- Task description:
Would you give the records below again, exactly and completely?

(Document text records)
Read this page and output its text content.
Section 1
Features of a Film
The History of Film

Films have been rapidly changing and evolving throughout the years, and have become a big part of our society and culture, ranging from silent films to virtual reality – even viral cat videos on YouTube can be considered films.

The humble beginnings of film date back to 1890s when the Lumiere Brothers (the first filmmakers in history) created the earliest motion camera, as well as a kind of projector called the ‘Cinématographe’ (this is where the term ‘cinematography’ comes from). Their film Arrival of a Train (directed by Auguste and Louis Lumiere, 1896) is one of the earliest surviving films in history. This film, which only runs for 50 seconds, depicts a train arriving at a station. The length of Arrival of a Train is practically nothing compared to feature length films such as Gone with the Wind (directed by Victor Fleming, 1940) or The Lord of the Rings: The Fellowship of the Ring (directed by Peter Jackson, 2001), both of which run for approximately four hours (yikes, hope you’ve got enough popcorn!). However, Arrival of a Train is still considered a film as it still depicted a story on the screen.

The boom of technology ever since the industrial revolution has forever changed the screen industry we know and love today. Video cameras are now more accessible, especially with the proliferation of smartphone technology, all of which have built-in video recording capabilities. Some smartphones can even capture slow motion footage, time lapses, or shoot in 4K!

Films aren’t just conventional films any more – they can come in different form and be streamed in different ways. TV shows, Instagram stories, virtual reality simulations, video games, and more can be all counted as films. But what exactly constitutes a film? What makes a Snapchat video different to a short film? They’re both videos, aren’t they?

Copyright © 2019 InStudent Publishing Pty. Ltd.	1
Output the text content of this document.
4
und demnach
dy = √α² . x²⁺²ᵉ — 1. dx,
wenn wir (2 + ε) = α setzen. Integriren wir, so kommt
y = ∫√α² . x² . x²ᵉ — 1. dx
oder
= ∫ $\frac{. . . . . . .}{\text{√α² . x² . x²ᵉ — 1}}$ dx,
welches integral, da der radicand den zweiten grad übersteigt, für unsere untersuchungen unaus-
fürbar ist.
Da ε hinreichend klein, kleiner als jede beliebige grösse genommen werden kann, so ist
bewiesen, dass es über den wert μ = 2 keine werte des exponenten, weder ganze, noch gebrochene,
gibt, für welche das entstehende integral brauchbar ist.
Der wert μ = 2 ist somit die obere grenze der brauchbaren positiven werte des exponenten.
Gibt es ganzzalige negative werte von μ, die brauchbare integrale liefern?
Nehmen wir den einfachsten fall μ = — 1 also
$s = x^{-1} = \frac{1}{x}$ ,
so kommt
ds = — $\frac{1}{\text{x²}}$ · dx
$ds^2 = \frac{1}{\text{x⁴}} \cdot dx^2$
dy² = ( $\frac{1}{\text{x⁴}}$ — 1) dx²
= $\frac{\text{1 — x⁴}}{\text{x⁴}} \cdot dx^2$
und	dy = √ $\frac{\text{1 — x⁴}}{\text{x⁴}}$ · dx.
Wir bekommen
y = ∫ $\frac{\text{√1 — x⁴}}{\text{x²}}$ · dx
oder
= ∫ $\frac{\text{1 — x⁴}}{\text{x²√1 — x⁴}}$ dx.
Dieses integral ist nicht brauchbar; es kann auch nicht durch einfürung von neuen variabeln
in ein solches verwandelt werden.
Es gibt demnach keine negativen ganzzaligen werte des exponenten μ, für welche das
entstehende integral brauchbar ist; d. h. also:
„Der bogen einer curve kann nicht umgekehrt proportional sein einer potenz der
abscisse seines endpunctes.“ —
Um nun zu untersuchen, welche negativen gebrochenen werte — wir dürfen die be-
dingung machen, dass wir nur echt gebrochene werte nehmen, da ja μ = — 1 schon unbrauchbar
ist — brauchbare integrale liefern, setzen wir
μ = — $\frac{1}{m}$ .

- Your response:
Read this page and output its text content.
Section 1
Features of a Film
The History of Film

Films have been rapidly changing and evolving throughout the years, and have become a big part of our society and culture, ranging from silent films to virtual reality – even viral cat videos on YouTube can be considered films.

The humble beginnings of film date back to 1890s when the Lumiere Brothers (the first filmmakers in history) created the earliest motion camera, as well as a kind of projector called the ‘Cinématographe’ (this is where the term ‘cinematography’ comes from). Their film Arrival of a Train (directed by Auguste and Louis Lumiere, 1896) is one of the earliest surviving films in history. This film, which only runs for 50 seconds, depicts a train arriving at a station. The length of Arrival of a Train is practically nothing compared to feature length films such as Gone with the Wind (directed by Victor Fleming, 1940) or The Lord of the Rings: The Fellowship of the Ring (directed by Peter Jackson, 2001), both of which run for approximately four hours (yikes, hope you’ve got enough popcorn!). However, Arrival of a Train is still considered a film as it still depicted a story on the screen.

The boom of technology ever since the industrial revolution has forever changed the screen industry we know and love today. Video cameras are now more accessible, especially with the proliferation of smartphone technology, all of which have built-in video recording capabilities. Some smartphones can even capture slow motion footage, time lapses, or shoot in 4K!

Films aren’t just conventional films any more – they can come in different form and be streamed in different ways. TV shows, Instagram stories, virtual reality simulations, video games, and more can be all counted as films. But what exactly constitutes a film? What makes a Snapchat video different to a short film? They’re both videos, aren’t they?

Copyright © 2019 InStudent Publishing Pty. Ltd.	1
Output the text content of this document.
4
und demnach
dy = √α² . x²⁺²ᵉ — 1. dx,
wenn wir (2 + ε) = α setzen. Integriren wir, so kommt
y = ∫√α² . x² . x²ᵉ — 1. dx
oder
= ∫ $\frac{. . . . . . .}{\text{√α² . x² . x²ᵉ — 1}}$ dx,
welches integral, da der radicand den zweiten grad übersteigt, für unsere untersuchungen unaus-
fürbar ist.
Da ε hinreichend klein, kleiner als jede beliebige grösse genommen werden kann, so ist
bewiesen, dass es über den wert μ = 2 keine werte des exponenten, weder ganze, noch gebrochene,
gibt, für welche das entstehende integral brauchbar ist.
Der wert μ = 2 ist somit die obere grenze der brauchbaren positiven werte des exponenten.
Gibt es ganzzalige negative werte von μ, die brauchbare integrale liefern?
Nehmen wir den einfachsten fall μ = — 1 also
$s = x^{-1} = \frac{1}{x}$ ,
so kommt
ds = — $\frac{1}{\text{x²}}$ · dx
$ds^2 = \frac{1}{\text{x⁴}} \cdot dx^2$
dy² = ( $\frac{1}{\text{x⁴}}$ — 1) dx²
= $\frac{\text{1 — x⁴}}{\text{x⁴}} \cdot dx^2$
und	dy = √ $\frac{\text{1 — x⁴}}{\text{x⁴}}$ · dx.
Wir bekommen
y = ∫ $\frac{\text{√1 — x⁴}}{\text{x²}}$ · dx
oder
= ∫ $\frac{\text{1 — x⁴}}{\text{x²√1 — x⁴}}$ dx.
Dieses integral ist nicht brauchbar; es kann auch nicht durch einfürung von neuen variabeln
in ein solches verwandelt werden.
Es gibt demnach keine negativen ganzzaligen werte des exponenten μ, für welche das
entstehende integral brauchbar ist; d. h. also:
„Der bogen einer curve kann nicht umgekehrt proportional sein einer potenz der
abscisse seines endpunctes.“ —
Um nun zu untersuchen, welche negativen gebrochenen werte — wir dürfen die be-
dingung machen, dass wir nur echt gebrochene werte nehmen, da ja μ = — 1 schon unbrauchbar
ist — brauchbare integrale liefern, setzen wir
μ = — $\frac{1}{m}$ .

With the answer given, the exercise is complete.